> [DATA ENTRIES]
--- START ---
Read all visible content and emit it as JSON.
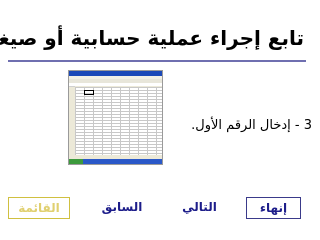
{
  "page": {
    "title": "تابع إجراء عملية حسابية أو صيغة",
    "step_text": "3 - إدخال الرقم الأول."
  },
  "buttons": {
    "finish": "إنهاء",
    "next": "التالي",
    "previous": "السابق",
    "menu": "القائمة"
  },
  "colors": {
    "accent": "#1d1d8a",
    "rule": "#6f6fb0",
    "menu_button": "#e0d070"
  }
}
--- END ---
> [WRITTEN EXERCISE]
Transcribe each line above verbatim, with the pictures left out.

> [CORRECT OUTPUT]
Read all visible content and emit it as JSON.
{
  "page": {
    "title": "تابع إجراء عملية حسابية أو صيغة",
    "step_text": "3 - إدخال الرقم الأول."
  },
  "buttons": {
    "finish": "إنهاء",
    "next": "التالي",
    "previous": "السابق",
    "menu": "القائمة"
  },
  "colors": {
    "accent": "#1d1d8a",
    "rule": "#6f6fb0",
    "menu_button": "#e0d070"
  }
}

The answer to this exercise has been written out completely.